**Listing**
[START]
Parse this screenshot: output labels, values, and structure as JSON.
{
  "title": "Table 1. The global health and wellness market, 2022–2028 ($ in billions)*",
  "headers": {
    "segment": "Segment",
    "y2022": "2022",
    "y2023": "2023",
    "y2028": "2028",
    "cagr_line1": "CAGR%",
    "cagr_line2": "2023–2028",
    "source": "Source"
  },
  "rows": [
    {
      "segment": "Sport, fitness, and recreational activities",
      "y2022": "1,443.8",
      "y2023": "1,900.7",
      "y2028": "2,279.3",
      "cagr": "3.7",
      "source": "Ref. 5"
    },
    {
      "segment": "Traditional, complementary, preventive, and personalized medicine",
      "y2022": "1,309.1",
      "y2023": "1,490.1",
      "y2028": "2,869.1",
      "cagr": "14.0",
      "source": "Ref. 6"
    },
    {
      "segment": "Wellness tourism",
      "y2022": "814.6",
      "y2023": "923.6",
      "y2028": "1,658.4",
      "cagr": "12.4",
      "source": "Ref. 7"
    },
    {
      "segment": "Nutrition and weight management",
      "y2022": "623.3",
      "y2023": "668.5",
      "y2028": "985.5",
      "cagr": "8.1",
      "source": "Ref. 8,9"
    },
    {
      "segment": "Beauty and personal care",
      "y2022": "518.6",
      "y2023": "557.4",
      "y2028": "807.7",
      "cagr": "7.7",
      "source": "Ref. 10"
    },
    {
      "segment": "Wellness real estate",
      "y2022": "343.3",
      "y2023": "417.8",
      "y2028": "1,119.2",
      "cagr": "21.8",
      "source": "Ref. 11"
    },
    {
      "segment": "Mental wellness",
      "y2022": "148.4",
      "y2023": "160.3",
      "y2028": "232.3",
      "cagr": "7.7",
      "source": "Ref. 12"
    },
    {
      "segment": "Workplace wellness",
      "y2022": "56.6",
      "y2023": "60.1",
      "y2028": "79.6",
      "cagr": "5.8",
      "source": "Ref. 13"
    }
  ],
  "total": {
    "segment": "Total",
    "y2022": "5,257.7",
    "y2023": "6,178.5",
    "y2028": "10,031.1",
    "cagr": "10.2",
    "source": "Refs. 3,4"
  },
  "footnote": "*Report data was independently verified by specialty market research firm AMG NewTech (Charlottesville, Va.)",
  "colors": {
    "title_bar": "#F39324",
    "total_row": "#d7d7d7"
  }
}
[END]
**Stated problem**
Output the listing above word for word.

**Full output**
Parse this screenshot: output labels, values, and structure as JSON.
{
  "title": "Table 1. The global health and wellness market, 2022–2028 ($ in billions)*",
  "headers": {
    "segment": "Segment",
    "y2022": "2022",
    "y2023": "2023",
    "y2028": "2028",
    "cagr_line1": "CAGR%",
    "cagr_line2": "2023–2028",
    "source": "Source"
  },
  "rows": [
    {
      "segment": "Sport, fitness, and recreational activities",
      "y2022": "1,443.8",
      "y2023": "1,900.7",
      "y2028": "2,279.3",
      "cagr": "3.7",
      "source": "Ref. 5"
    },
    {
      "segment": "Traditional, complementary, preventive, and personalized medicine",
      "y2022": "1,309.1",
      "y2023": "1,490.1",
      "y2028": "2,869.1",
      "cagr": "14.0",
      "source": "Ref. 6"
    },
    {
      "segment": "Wellness tourism",
      "y2022": "814.6",
      "y2023": "923.6",
      "y2028": "1,658.4",
      "cagr": "12.4",
      "source": "Ref. 7"
    },
    {
      "segment": "Nutrition and weight management",
      "y2022": "623.3",
      "y2023": "668.5",
      "y2028": "985.5",
      "cagr": "8.1",
      "source": "Ref. 8,9"
    },
    {
      "segment": "Beauty and personal care",
      "y2022": "518.6",
      "y2023": "557.4",
      "y2028": "807.7",
      "cagr": "7.7",
      "source": "Ref. 10"
    },
    {
      "segment": "Wellness real estate",
      "y2022": "343.3",
      "y2023": "417.8",
      "y2028": "1,119.2",
      "cagr": "21.8",
      "source": "Ref. 11"
    },
    {
      "segment": "Mental wellness",
      "y2022": "148.4",
      "y2023": "160.3",
      "y2028": "232.3",
      "cagr": "7.7",
      "source": "Ref. 12"
    },
    {
      "segment": "Workplace wellness",
      "y2022": "56.6",
      "y2023": "60.1",
      "y2028": "79.6",
      "cagr": "5.8",
      "source": "Ref. 13"
    }
  ],
  "total": {
    "segment": "Total",
    "y2022": "5,257.7",
    "y2023": "6,178.5",
    "y2028": "10,031.1",
    "cagr": "10.2",
    "source": "Refs. 3,4"
  },
  "footnote": "*Report data was independently verified by specialty market research firm AMG NewTech (Charlottesville, Va.)",
  "colors": {
    "title_bar": "#F39324",
    "total_row": "#d7d7d7"
  }
}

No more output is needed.